→ **WHAT IS BEING ASKED**
Are you able to quote each entry exactly as written?

(A run of records)
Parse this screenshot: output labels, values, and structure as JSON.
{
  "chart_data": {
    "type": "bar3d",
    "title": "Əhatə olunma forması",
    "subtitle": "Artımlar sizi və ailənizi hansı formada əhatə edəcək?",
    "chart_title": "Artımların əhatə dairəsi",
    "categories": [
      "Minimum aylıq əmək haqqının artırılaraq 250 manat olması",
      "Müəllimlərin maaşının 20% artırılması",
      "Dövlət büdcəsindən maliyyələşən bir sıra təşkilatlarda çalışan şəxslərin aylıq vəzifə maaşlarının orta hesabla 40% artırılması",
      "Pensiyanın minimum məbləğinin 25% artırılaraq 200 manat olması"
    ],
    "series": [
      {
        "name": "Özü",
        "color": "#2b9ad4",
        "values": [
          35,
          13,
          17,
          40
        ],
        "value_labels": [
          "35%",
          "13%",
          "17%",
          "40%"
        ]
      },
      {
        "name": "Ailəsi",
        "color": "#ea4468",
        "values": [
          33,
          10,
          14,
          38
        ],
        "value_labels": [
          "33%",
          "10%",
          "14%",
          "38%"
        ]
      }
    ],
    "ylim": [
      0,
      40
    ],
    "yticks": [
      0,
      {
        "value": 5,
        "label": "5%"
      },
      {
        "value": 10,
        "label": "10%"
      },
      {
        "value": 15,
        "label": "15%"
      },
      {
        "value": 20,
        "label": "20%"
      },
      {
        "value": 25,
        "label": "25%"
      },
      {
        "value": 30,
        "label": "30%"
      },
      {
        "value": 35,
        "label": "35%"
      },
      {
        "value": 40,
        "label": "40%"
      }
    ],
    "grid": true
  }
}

→ **SOLUTION**
Parse this screenshot: output labels, values, and structure as JSON.
{
  "chart_data": {
    "type": "bar3d",
    "title": "Əhatə olunma forması",
    "subtitle": "Artımlar sizi və ailənizi hansı formada əhatə edəcək?",
    "chart_title": "Artımların əhatə dairəsi",
    "categories": [
      "Minimum aylıq əmək haqqının artırılaraq 250 manat olması",
      "Müəllimlərin maaşının 20% artırılması",
      "Dövlət büdcəsindən maliyyələşən bir sıra təşkilatlarda çalışan şəxslərin aylıq vəzifə maaşlarının orta hesabla 40% artırılması",
      "Pensiyanın minimum məbləğinin 25% artırılaraq 200 manat olması"
    ],
    "series": [
      {
        "name": "Özü",
        "color": "#2b9ad4",
        "values": [
          35,
          13,
          17,
          40
        ],
        "value_labels": [
          "35%",
          "13%",
          "17%",
          "40%"
        ]
      },
      {
        "name": "Ailəsi",
        "color": "#ea4468",
        "values": [
          33,
          10,
          14,
          38
        ],
        "value_labels": [
          "33%",
          "10%",
          "14%",
          "38%"
        ]
      }
    ],
    "ylim": [
      0,
      40
    ],
    "yticks": [
      0,
      {
        "value": 5,
        "label": "5%"
      },
      {
        "value": 10,
        "label": "10%"
      },
      {
        "value": 15,
        "label": "15%"
      },
      {
        "value": 20,
        "label": "20%"
      },
      {
        "value": 25,
        "label": "25%"
      },
      {
        "value": 30,
        "label": "30%"
      },
      {
        "value": 35,
        "label": "35%"
      },
      {
        "value": 40,
        "label": "40%"
      }
    ],
    "grid": true
  }
}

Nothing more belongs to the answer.